## 文書抜粋
§
これからスタートアップで上場を目指す方や、IPOに携わっている方の参考になれば幸いです。

なお、近年上場した会社の一覧や時価総額はこちらから確認できます。

IPO件数の推移

IPO件数の推移

2010年 2011年 2012年 2013年 2014年 2015年 2016年 2017年 2018年
東証1部 4 2 2 6 10 8 8 11 7
東証2部 2 7 5 6 10 9 5 8 5
マザーズ 6 11 23 29 44 61 54 49 63
ジャスダック 9 16 14 12 11 11 14 19 14
その他 1 0 2 1 2 3 2 3 1
22 36 46 54 77 92 83 90 90

2010年から2018年までのIPO件数の推移

IPO件数は、2008年のリーマンショック後が底で、その後右肩上がりで増加しています。
§
## データセット
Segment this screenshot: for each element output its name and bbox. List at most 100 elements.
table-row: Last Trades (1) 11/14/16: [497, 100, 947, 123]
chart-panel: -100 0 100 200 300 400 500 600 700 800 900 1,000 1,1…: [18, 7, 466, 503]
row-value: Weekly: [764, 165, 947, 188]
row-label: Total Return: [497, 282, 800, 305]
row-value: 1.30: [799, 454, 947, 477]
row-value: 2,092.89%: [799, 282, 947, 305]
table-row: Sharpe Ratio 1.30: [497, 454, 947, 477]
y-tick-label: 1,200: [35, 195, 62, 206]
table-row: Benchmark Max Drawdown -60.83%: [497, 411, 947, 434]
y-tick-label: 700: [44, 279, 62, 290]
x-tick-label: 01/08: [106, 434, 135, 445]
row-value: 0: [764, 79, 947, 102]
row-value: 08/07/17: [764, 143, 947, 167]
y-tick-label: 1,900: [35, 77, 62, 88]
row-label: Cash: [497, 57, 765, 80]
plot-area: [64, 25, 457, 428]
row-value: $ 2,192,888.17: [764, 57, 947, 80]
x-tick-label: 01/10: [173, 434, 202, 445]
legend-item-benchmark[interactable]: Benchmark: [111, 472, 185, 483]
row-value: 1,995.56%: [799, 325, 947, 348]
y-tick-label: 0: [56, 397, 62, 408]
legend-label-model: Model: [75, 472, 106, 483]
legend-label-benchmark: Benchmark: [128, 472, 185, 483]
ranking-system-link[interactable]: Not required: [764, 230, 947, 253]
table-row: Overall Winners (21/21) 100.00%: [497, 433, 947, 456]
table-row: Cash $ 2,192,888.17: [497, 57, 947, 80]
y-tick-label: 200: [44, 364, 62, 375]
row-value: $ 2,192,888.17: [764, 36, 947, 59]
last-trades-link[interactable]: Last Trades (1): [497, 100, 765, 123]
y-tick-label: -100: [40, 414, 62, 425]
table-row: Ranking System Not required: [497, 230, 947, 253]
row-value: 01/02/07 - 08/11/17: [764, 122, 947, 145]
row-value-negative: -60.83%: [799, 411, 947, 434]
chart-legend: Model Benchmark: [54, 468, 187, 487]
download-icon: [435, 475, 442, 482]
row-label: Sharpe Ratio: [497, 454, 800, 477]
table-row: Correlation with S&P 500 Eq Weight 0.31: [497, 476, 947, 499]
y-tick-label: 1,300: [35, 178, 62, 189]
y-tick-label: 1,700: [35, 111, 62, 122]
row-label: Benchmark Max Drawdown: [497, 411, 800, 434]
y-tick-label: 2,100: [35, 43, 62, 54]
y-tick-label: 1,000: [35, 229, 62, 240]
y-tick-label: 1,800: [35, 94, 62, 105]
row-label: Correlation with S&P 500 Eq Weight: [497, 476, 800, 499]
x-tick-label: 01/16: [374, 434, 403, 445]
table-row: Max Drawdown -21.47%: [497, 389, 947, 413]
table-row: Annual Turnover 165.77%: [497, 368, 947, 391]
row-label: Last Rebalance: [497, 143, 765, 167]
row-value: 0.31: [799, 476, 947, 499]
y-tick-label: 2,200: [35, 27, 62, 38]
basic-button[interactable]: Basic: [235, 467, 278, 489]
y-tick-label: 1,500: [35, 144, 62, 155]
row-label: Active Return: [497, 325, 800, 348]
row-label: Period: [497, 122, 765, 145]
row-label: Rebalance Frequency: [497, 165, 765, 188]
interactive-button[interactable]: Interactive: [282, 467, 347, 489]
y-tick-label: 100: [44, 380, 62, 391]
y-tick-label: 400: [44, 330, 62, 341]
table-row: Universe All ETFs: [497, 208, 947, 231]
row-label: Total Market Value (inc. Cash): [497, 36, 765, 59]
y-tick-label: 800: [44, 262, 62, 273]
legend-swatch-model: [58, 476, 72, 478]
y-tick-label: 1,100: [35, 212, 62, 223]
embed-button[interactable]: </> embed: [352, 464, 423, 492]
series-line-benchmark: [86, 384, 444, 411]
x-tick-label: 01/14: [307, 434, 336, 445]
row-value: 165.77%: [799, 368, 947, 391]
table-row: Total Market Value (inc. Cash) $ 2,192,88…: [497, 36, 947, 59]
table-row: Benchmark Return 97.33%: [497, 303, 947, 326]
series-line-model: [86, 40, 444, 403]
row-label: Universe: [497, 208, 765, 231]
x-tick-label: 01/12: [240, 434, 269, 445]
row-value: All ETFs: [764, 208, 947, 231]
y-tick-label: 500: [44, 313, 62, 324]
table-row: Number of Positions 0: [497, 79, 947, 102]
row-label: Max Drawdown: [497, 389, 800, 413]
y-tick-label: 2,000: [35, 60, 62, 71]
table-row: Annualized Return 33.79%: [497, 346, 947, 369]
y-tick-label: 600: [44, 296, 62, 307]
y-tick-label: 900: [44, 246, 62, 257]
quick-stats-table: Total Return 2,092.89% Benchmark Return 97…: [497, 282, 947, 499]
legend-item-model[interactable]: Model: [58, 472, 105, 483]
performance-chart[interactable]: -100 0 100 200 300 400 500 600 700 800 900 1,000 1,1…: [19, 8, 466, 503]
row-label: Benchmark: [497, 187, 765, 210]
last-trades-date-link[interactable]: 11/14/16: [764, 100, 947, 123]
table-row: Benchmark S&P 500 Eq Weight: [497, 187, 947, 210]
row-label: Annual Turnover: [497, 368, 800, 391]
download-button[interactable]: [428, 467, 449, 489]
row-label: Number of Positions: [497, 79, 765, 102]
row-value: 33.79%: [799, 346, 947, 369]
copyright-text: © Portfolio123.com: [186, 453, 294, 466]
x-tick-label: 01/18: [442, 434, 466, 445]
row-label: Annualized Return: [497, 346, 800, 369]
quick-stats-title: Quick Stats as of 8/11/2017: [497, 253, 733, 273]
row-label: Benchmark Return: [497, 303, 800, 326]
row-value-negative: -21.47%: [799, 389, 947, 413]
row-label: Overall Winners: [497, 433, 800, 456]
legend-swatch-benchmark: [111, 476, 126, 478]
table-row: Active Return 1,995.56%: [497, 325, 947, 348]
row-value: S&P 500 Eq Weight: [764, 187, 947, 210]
§
## 問題
[A] IPO件数の文章について、次の問いに答えてください。
(i) 2013年のマザーズのIPO件数は何件ですか。
(ii) 2018年の東証1部のIPO件数は何件ですか。
(iii) IPO件数は何の後が底だとされていますか。
[B] IPO件数の文章の「2010年 2011年 2012年」から「右肩上がりで増加しています。」までの部分を、「リーマンショック」を「世界金融危機」に変えて書き直してください。
これらの記録は別の出典から取ったものです。

## 各問の解答
[A]
(i) 29件
(ii) 7件
(iii) 2008年のリーマンショックの後

[B]
2010年 2011年 2012年 2013年 2014年 2015年 2016年 2017年 2018年
東証1部 4 2 2 6 10 8 8 11 7
東証2部 2 7 5 6 10 9 5 8 5
マザーズ 6 11 23 29 44 61 54 49 63
ジャスダック 9 16 14 12 11 11 14 19 14
その他 1 0 2 1 2 3 2 3 1
22 36 46 54 77 92 83 90 90

2010年から2018年までのIPO件数の推移

IPO件数は、2008年の世界金融危機後が底で、その後右肩上がりで増加しています。